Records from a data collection
====

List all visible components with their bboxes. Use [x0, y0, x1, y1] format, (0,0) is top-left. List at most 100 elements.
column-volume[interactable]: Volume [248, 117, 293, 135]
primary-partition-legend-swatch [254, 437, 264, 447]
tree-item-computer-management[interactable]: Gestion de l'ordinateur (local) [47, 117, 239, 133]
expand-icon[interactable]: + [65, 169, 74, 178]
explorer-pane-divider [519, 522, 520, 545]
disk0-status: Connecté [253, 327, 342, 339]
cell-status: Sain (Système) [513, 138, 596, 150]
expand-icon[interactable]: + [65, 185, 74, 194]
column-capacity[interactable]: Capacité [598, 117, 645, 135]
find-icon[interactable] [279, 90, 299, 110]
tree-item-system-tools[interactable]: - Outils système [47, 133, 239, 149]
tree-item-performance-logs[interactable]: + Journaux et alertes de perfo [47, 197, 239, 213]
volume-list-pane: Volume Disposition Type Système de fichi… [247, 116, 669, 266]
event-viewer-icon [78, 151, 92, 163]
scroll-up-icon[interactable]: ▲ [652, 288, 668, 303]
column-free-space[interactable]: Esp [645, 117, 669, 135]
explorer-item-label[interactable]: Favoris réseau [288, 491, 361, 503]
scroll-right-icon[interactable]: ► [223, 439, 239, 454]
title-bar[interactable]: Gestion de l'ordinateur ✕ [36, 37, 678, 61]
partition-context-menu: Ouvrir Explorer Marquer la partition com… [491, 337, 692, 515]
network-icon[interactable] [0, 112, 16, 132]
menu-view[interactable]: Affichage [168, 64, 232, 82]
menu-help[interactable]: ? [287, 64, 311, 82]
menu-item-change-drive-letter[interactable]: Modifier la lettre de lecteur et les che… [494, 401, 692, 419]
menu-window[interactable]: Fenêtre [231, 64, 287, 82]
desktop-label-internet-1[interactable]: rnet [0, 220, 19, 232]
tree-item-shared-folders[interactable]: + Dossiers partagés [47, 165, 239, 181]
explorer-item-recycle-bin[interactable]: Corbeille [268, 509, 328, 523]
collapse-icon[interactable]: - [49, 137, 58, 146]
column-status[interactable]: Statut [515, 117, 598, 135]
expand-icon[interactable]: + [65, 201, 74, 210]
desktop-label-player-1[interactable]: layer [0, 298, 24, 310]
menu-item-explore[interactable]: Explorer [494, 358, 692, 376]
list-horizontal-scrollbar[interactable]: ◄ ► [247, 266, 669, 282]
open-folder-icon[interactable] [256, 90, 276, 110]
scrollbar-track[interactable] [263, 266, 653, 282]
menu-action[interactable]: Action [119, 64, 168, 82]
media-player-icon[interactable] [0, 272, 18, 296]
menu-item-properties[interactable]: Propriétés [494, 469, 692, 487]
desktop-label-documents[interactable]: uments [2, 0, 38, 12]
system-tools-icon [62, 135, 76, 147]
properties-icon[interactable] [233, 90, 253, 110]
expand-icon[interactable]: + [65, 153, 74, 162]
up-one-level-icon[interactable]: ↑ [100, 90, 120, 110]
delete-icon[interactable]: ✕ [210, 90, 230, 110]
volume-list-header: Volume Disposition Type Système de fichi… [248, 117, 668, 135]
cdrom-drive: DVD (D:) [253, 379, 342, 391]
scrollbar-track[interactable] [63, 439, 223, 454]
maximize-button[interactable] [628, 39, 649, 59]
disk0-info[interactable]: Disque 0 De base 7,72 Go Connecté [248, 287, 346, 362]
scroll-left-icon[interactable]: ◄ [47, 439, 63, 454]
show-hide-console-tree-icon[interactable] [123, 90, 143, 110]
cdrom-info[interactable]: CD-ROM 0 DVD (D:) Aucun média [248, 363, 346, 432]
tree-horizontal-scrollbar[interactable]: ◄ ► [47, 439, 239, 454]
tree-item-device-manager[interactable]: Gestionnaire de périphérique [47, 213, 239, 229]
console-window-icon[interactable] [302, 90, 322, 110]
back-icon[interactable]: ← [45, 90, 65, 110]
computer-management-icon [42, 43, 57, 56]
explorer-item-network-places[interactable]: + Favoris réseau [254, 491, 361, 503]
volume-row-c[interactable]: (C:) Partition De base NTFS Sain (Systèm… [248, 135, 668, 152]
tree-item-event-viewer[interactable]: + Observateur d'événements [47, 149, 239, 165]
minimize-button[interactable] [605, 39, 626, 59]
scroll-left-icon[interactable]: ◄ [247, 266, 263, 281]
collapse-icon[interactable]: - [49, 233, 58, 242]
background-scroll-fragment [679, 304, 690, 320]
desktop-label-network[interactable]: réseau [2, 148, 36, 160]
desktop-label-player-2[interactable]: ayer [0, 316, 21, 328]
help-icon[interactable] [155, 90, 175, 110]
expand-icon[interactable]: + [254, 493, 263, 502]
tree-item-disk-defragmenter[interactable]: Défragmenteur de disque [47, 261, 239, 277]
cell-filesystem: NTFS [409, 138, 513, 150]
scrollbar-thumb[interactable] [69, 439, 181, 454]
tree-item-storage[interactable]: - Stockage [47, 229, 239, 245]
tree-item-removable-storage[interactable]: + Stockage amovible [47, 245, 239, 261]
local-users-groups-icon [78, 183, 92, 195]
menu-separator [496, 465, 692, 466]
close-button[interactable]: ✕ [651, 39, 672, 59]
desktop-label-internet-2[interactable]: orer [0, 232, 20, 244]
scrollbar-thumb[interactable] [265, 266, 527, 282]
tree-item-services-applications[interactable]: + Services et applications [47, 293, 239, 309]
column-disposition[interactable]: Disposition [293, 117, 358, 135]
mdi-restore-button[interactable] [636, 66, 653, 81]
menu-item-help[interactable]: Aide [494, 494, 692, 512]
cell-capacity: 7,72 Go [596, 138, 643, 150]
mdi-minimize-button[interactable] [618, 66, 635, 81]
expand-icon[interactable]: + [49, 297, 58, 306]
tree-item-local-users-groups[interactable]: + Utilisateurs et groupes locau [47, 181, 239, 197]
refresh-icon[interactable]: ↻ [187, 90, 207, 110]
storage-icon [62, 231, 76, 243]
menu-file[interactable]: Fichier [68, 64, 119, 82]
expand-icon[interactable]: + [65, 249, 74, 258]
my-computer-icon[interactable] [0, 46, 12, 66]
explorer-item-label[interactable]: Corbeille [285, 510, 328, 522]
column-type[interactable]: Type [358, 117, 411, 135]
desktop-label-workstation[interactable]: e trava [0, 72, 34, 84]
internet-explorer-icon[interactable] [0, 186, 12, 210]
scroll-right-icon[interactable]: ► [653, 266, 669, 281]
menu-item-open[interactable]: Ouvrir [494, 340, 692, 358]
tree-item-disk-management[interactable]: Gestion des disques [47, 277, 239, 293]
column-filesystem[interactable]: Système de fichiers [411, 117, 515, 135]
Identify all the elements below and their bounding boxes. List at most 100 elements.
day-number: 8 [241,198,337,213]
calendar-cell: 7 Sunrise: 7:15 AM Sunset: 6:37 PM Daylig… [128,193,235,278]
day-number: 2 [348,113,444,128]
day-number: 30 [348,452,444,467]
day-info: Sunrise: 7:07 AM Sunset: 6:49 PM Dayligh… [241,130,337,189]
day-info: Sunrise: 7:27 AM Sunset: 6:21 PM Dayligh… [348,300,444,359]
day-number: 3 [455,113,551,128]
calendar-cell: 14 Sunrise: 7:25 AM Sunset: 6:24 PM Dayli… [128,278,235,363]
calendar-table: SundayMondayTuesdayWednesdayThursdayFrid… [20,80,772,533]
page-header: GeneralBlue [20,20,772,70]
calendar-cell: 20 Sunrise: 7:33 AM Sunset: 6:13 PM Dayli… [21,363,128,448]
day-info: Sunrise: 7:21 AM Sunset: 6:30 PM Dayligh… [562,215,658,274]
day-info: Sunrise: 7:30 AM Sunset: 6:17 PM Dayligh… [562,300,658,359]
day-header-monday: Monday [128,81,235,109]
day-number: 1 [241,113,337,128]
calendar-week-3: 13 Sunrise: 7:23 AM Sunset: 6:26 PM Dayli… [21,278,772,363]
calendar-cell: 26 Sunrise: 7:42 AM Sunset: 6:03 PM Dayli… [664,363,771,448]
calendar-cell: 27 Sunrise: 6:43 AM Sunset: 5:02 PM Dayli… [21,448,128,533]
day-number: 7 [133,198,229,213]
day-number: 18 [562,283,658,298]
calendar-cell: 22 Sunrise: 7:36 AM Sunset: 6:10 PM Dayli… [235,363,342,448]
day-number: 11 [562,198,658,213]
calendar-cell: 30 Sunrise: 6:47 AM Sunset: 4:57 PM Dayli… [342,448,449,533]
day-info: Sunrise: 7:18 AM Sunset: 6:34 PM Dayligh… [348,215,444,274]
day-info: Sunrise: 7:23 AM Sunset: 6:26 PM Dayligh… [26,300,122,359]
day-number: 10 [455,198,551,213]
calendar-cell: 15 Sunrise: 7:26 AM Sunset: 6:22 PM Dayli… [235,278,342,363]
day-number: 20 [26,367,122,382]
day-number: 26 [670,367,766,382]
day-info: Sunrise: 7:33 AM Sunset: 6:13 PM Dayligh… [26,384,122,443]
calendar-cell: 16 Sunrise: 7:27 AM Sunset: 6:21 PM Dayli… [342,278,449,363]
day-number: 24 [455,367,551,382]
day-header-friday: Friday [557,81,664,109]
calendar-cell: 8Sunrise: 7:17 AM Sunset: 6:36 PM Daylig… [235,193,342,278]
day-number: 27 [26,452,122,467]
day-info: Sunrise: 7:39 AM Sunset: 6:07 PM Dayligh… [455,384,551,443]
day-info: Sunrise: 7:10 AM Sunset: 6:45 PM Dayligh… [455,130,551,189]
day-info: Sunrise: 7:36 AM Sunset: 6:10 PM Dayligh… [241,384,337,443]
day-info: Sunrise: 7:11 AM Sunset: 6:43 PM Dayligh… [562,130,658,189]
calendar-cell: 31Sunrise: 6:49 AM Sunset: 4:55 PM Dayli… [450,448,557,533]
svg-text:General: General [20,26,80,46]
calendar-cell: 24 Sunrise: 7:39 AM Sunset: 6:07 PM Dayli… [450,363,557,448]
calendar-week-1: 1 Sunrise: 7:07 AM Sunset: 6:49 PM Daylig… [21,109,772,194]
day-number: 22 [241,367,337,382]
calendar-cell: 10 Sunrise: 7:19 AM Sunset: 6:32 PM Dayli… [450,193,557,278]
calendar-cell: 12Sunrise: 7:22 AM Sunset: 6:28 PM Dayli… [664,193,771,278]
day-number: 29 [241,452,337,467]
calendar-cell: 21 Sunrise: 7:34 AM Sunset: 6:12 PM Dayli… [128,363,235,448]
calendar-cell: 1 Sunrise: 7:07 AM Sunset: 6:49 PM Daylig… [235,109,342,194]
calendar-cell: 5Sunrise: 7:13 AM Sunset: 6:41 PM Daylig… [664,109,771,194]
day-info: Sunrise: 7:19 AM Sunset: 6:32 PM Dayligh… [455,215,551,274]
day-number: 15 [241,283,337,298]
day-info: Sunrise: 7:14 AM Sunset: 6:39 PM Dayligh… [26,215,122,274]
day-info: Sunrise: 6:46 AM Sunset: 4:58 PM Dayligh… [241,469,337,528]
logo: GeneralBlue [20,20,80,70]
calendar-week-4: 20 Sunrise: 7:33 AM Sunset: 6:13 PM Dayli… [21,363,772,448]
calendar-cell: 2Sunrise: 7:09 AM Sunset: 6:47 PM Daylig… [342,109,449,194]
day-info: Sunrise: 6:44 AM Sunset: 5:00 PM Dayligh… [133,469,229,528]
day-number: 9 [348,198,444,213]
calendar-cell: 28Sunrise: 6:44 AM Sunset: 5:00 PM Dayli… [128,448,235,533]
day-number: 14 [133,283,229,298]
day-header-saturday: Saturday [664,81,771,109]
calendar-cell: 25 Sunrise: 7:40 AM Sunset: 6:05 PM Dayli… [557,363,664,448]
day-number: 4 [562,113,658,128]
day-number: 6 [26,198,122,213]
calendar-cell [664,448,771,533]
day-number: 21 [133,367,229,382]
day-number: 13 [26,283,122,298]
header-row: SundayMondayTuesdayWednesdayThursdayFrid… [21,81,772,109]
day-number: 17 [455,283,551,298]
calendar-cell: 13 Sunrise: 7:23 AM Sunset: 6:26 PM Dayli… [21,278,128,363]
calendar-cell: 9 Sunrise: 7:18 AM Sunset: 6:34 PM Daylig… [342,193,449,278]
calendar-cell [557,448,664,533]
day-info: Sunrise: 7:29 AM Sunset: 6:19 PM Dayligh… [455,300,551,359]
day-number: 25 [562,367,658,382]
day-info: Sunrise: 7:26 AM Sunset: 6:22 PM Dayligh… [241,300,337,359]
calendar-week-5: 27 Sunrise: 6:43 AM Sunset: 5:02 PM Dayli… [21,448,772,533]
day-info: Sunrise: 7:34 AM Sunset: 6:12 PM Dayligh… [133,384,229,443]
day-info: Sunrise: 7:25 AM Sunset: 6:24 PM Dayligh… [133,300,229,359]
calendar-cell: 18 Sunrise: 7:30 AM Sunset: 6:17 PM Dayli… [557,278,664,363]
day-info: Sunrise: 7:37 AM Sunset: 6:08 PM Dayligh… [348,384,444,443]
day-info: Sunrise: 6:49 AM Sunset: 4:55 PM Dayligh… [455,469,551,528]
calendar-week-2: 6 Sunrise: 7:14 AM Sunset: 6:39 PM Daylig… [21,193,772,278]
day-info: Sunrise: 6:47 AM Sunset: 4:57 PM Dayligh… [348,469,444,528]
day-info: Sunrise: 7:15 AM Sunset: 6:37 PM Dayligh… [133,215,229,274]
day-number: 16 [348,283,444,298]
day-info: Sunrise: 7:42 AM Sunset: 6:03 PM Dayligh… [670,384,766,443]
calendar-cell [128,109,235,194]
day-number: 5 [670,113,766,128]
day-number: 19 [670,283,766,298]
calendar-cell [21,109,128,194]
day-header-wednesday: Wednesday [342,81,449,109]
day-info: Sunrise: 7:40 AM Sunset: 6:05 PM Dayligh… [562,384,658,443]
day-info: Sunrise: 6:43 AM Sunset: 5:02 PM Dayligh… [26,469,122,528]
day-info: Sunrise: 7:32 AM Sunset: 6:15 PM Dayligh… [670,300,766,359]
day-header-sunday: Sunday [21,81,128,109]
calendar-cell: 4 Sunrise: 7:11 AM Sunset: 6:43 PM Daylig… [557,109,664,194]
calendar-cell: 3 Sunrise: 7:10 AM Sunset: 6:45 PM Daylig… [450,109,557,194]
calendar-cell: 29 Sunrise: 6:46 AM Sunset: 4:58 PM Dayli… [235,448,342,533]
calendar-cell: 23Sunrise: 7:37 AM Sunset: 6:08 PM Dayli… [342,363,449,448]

====

* **What is needed**: Copy the lines of the records above without any change, starting with the first line and going on through the line containing "column-capacity[interactable]: Capacité [598, 117, 645, 135]".

* **Answer for the task**:
List all visible components with their bboxes. Use [x0, y0, x1, y1] format, (0,0) is top-left. List at most 100 elements.
column-volume[interactable]: Volume [248, 117, 293, 135]
primary-partition-legend-swatch [254, 437, 264, 447]
tree-item-computer-management[interactable]: Gestion de l'ordinateur (local) [47, 117, 239, 133]
expand-icon[interactable]: + [65, 169, 74, 178]
explorer-pane-divider [519, 522, 520, 545]
disk0-status: Connecté [253, 327, 342, 339]
cell-status: Sain (Système) [513, 138, 596, 150]
expand-icon[interactable]: + [65, 185, 74, 194]
column-capacity[interactable]: Capacité [598, 117, 645, 135]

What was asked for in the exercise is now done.